Objective
Only lines with the word "Gallery" are needed; collect each of them from the listing below.

Stored data entries
[BEGIN]

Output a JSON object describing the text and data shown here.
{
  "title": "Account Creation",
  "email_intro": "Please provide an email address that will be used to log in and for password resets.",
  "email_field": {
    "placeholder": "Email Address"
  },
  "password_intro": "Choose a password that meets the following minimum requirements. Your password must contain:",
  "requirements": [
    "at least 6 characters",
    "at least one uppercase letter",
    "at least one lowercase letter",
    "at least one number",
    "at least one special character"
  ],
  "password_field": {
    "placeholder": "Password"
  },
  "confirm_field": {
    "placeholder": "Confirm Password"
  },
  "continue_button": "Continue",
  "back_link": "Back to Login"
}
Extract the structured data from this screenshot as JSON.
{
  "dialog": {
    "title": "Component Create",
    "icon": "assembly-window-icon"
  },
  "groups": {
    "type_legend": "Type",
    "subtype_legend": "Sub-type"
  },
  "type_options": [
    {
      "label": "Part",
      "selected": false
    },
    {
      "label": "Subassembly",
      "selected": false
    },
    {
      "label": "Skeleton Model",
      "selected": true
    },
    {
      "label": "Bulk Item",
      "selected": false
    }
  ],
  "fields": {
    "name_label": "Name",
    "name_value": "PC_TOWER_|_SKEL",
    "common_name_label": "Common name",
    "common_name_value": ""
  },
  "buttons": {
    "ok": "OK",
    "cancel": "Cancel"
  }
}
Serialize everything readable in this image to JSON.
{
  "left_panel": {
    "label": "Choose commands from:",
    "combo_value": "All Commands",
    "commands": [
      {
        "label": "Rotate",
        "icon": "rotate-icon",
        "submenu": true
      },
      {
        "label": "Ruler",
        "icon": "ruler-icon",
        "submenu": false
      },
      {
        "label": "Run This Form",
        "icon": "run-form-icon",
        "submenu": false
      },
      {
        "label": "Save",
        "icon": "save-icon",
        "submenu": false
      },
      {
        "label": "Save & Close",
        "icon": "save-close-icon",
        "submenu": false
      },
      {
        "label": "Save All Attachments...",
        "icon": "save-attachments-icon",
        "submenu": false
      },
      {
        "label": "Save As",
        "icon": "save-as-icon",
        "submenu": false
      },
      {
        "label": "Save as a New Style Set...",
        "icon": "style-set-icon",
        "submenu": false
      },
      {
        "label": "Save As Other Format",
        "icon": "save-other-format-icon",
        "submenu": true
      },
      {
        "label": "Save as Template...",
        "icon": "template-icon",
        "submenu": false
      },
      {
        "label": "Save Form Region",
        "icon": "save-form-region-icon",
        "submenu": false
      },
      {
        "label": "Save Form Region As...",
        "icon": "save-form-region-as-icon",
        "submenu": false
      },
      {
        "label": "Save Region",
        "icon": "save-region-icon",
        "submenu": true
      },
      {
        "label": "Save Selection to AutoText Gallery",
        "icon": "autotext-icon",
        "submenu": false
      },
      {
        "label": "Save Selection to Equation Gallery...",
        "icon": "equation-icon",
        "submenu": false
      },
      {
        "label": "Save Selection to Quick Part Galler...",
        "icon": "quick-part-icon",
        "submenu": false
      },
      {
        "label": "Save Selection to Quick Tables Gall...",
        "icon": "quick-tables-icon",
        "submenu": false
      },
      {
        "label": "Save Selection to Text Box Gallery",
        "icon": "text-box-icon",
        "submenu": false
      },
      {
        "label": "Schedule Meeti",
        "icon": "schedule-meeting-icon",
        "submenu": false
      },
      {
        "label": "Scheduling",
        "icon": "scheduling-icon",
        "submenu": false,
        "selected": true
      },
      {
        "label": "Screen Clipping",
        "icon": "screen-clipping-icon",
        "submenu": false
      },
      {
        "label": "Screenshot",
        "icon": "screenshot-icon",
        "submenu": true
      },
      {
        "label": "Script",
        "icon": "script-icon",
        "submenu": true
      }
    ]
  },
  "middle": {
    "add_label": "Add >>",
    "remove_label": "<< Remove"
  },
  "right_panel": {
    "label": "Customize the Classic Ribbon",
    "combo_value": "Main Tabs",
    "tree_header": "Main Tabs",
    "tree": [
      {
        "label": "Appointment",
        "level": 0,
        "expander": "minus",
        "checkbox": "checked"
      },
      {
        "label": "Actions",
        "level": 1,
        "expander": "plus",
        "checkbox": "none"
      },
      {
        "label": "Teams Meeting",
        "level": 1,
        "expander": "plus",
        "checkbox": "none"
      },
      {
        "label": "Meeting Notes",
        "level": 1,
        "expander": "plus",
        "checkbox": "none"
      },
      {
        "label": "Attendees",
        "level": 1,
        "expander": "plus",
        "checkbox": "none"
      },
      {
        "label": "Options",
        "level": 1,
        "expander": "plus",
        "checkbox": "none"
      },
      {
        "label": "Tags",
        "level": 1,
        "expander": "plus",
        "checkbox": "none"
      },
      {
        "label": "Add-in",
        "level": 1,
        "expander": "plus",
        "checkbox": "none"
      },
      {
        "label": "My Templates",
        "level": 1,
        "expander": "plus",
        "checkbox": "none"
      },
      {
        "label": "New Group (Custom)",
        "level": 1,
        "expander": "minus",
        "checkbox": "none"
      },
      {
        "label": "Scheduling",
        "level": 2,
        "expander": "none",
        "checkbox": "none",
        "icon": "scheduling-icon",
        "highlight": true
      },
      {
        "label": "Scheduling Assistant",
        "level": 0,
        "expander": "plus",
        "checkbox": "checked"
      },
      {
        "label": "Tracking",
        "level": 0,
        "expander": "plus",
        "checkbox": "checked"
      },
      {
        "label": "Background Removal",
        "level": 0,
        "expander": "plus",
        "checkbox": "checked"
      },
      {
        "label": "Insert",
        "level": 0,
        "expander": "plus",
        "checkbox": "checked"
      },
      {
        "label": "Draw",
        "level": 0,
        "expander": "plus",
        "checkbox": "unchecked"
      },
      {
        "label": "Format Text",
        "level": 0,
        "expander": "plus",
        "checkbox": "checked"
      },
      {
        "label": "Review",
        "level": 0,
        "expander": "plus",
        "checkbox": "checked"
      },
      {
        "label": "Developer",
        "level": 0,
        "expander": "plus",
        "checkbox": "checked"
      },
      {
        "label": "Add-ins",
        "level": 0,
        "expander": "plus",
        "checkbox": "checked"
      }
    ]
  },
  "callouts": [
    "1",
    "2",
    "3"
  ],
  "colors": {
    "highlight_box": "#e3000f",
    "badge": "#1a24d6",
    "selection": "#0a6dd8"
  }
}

[END]

Solution to this task
        "label": "Save Selection to AutoText Gallery",
        "label": "Save Selection to Equation Gallery...",
        "label": "Save Selection to Text Box Gallery",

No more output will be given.